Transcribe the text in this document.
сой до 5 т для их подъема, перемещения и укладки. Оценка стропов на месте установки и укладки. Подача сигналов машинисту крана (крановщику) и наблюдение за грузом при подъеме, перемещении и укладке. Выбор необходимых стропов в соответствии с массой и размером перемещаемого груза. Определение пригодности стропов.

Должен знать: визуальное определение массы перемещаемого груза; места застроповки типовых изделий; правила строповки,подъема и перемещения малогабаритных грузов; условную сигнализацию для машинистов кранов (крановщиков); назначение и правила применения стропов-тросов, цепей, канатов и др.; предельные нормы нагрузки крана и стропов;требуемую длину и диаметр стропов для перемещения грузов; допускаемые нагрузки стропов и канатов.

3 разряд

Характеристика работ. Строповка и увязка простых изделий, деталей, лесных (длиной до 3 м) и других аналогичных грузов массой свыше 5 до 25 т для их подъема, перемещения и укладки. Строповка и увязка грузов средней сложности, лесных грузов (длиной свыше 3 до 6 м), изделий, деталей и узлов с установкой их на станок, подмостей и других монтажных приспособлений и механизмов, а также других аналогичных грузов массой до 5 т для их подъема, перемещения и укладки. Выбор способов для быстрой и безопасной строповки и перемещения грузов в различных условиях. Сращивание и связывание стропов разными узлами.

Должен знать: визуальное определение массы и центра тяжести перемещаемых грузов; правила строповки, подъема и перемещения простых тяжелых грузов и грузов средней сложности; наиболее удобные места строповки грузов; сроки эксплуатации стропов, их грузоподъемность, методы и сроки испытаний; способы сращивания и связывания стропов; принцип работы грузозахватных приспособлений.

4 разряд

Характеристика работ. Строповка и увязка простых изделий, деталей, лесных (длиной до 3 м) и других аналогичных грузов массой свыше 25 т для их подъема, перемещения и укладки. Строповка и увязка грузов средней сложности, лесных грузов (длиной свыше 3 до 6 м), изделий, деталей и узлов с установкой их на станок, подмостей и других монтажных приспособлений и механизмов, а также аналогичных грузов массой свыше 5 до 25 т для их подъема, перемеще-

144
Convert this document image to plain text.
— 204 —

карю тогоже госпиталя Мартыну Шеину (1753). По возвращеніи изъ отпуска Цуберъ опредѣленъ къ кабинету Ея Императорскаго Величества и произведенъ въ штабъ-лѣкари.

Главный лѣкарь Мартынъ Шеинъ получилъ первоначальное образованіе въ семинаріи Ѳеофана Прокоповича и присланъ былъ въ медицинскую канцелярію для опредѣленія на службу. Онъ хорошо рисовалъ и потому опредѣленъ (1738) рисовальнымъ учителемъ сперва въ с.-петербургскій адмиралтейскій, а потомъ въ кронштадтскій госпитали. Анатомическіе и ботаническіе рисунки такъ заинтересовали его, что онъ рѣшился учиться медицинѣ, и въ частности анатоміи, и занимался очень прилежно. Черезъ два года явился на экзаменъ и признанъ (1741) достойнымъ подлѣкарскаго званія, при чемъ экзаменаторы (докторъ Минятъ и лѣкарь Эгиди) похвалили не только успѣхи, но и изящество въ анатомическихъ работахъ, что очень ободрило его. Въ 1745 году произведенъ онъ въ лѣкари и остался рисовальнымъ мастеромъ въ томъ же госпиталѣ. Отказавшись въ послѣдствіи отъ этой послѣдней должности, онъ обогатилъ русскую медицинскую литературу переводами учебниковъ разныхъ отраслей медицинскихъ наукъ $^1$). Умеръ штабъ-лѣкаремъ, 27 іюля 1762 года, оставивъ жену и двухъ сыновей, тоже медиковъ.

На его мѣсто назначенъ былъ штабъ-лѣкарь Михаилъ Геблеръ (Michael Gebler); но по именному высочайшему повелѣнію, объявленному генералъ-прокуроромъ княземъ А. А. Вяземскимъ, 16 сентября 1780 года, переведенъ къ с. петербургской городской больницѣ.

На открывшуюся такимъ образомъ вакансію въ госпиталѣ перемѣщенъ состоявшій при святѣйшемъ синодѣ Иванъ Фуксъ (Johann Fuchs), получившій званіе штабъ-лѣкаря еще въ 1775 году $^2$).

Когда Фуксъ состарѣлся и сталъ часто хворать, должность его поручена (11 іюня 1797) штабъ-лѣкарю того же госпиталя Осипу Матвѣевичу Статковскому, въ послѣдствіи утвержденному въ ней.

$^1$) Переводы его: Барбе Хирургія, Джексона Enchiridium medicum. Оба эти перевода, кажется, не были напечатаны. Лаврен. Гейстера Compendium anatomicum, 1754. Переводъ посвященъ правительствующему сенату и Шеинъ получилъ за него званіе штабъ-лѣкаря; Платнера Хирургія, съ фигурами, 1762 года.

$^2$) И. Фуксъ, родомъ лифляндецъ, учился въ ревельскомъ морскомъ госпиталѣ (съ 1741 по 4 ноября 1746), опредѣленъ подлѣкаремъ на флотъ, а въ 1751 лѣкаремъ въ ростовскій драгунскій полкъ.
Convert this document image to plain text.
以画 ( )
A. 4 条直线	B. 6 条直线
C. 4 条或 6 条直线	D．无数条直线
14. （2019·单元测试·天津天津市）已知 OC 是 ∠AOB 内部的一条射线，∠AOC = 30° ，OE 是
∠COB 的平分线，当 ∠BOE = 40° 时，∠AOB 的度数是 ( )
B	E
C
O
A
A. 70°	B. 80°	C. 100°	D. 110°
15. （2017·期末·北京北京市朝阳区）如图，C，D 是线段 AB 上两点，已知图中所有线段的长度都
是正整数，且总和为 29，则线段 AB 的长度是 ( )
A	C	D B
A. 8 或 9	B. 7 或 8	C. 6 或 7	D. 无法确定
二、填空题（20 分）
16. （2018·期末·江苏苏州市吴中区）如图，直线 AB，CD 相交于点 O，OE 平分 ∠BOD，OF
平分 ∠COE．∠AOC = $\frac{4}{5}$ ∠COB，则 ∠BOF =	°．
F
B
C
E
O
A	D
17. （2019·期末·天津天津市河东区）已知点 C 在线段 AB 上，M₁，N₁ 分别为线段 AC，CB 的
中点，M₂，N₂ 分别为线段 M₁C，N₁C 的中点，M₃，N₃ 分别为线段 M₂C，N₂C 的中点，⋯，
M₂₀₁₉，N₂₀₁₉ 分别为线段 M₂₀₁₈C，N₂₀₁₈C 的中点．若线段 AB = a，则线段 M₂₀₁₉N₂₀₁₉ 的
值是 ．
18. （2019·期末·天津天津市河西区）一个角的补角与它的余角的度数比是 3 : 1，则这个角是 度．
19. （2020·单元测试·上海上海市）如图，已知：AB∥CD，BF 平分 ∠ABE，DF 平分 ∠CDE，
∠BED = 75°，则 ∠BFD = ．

- [WORK INSTRUCTIONS]:
Lines of the material that contain the word "перемещения" are to be gathered.

- [TASK RESPONSE]:
сой до 5 т для их подъема, перемещения и укладки. Оценка стропов на месте установки и укладки. Подача сигналов машинисту крана (крановщику) и наблюдение за грузом при подъеме, перемещении и укладке. Выбор необходимых стропов в соответствии с массой и размером перемещаемого груза. Определение пригодности стропов.
Должен знать: визуальное определение массы перемещаемого груза; места застроповки типовых изделий; правила строповки,подъема и перемещения малогабаритных грузов; условную сигнализацию для машинистов кранов (крановщиков); назначение и правила применения стропов-тросов, цепей, канатов и др.; предельные нормы нагрузки крана и стропов;требуемую длину и диаметр стропов для перемещения грузов; допускаемые нагрузки стропов и канатов.
Характеристика работ. Строповка и увязка простых изделий, деталей, лесных (длиной до 3 м) и других аналогичных грузов массой свыше 5 до 25 т для их подъема, перемещения и укладки. Строповка и увязка грузов средней сложности, лесных грузов (длиной свыше 3 до 6 м), изделий, деталей и узлов с установкой их на станок, подмостей и других монтажных приспособлений и механизмов, а также других аналогичных грузов массой до 5 т для их подъема, перемещения и укладки. Выбор способов для быстрой и безопасной строповки и перемещения грузов в различных условиях. Сращивание и связывание стропов разными узлами.
Должен знать: визуальное определение массы и центра тяжести перемещаемых грузов; правила строповки, подъема и перемещения простых тяжелых грузов и грузов средней сложности; наиболее удобные места строповки грузов; сроки эксплуатации стропов, их грузоподъемность, методы и сроки испытаний; способы сращивания и связывания стропов; принцип работы грузозахватных приспособлений.
Характеристика работ. Строповка и увязка простых изделий, деталей, лесных (длиной до 3 м) и других аналогичных грузов массой свыше 25 т для их подъема, перемещения и укладки. Строповка и увязка грузов средней сложности, лесных грузов (длиной свыше 3 до 6 м), изделий, деталей и узлов с установкой их на станок, подмостей и других монтажных приспособлений и механизмов, а также аналогичных грузов массой свыше 5 до 25 т для их подъема, перемеще-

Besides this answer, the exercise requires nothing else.